Return each line of the records holding the string "placeholder".

Records from a collection:
* START *

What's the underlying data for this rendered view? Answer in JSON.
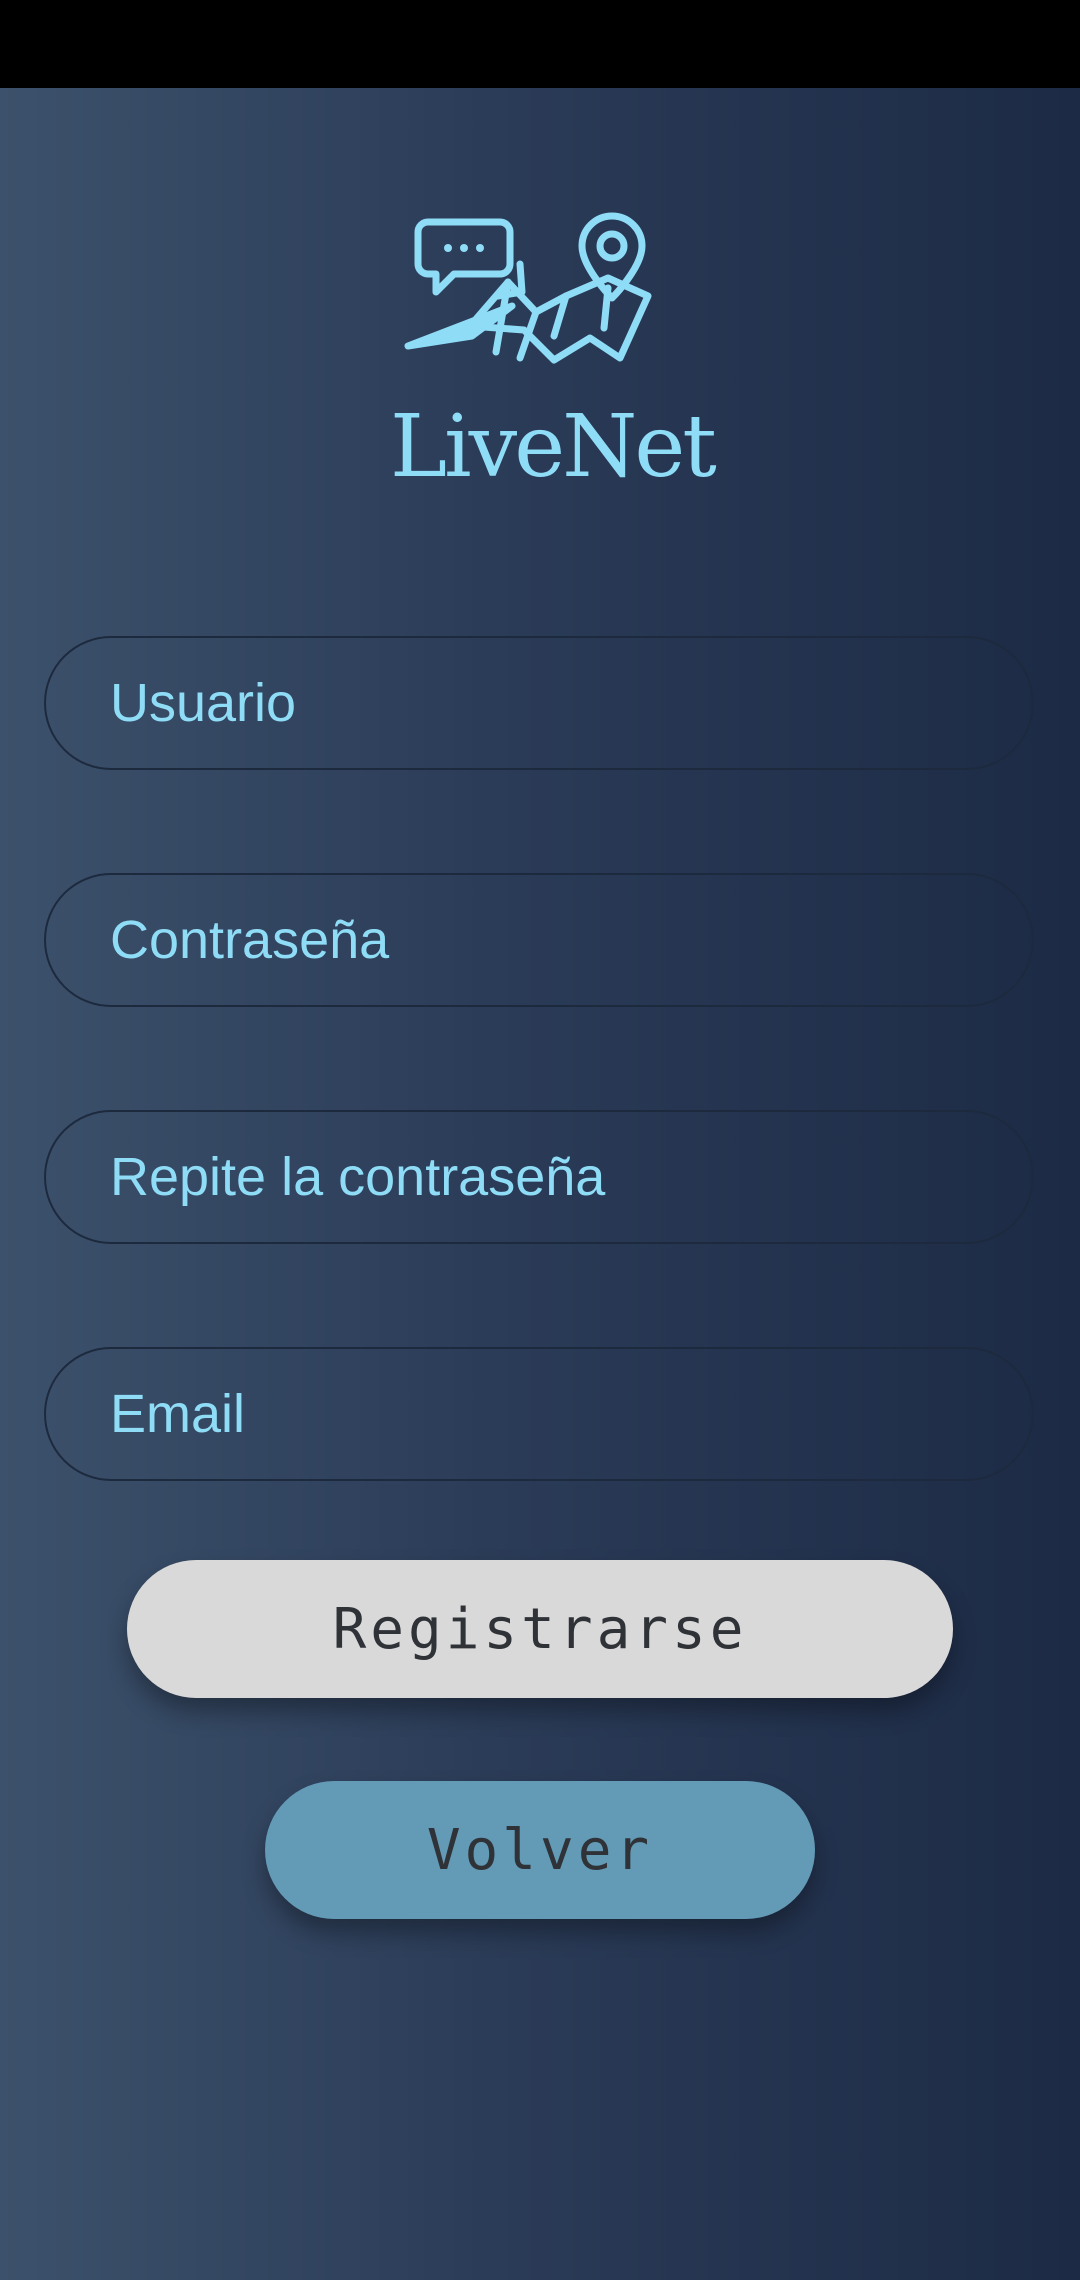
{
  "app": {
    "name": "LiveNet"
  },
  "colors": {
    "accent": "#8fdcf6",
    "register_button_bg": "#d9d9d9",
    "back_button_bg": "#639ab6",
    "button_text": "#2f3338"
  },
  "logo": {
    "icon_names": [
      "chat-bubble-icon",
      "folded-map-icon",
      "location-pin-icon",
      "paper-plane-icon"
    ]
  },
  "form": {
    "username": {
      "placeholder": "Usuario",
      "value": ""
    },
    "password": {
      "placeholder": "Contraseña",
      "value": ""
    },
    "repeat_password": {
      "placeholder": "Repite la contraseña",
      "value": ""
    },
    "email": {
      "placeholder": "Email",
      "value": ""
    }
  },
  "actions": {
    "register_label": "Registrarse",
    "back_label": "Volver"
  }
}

* END *

Answer to this task =
      "placeholder": "Usuario",
      "placeholder": "Contraseña",
      "placeholder": "Repite la contraseña",
      "placeholder": "Email",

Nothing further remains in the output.